Request: Filter the data below for the string "number" and copy each matching line.

Extracted entries:
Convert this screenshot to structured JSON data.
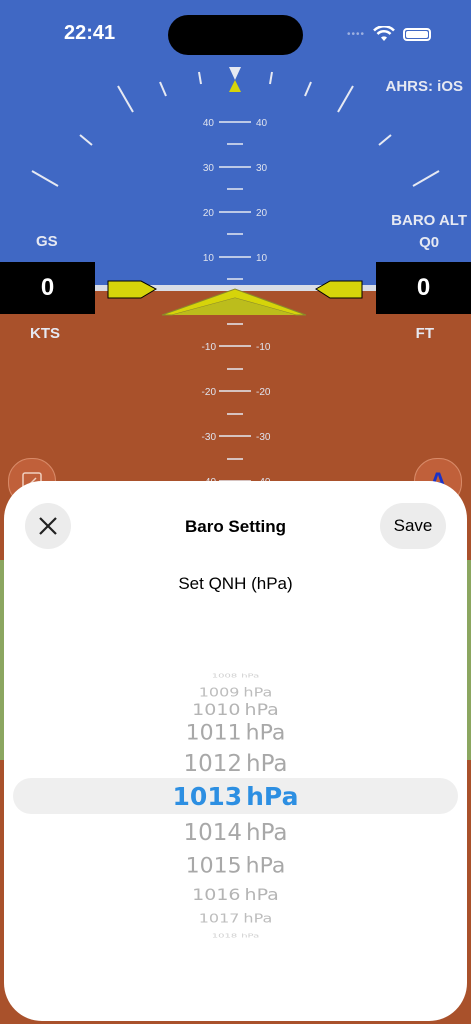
{
  "status_bar": {
    "time": "22:41"
  },
  "instruments": {
    "ahrs": "AHRS: iOS",
    "gs_label": "GS",
    "gs_value": "0",
    "speed_unit": "KTS",
    "baro_alt_label": "BARO ALT",
    "baro_alt_sub": "Q0",
    "alt_value": "0",
    "alt_unit": "FT",
    "pitch_labels": [
      "40",
      "30",
      "20",
      "10",
      "-10",
      "-20",
      "-30",
      "-40"
    ],
    "right_button_label": "A"
  },
  "sheet": {
    "title": "Baro Setting",
    "save_label": "Save",
    "set_label": "Set QNH (hPa)",
    "picker": {
      "rows": [
        {
          "number": "1008",
          "unit": "hPa"
        },
        {
          "number": "1009",
          "unit": "hPa"
        },
        {
          "number": "1010",
          "unit": "hPa"
        },
        {
          "number": "1011",
          "unit": "hPa"
        },
        {
          "number": "1012",
          "unit": "hPa"
        },
        {
          "number": "1013",
          "unit": "hPa"
        },
        {
          "number": "1014",
          "unit": "hPa"
        },
        {
          "number": "1015",
          "unit": "hPa"
        },
        {
          "number": "1016",
          "unit": "hPa"
        },
        {
          "number": "1017",
          "unit": "hPa"
        },
        {
          "number": "1018",
          "unit": "hPa"
        }
      ],
      "selected": "1013"
    }
  }
}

Final answer:
          "number": "1008",
          "number": "1009",
          "number": "1010",
          "number": "1011",
          "number": "1012",
          "number": "1013",
          "number": "1014",
          "number": "1015",
          "number": "1016",
          "number": "1017",
          "number": "1018",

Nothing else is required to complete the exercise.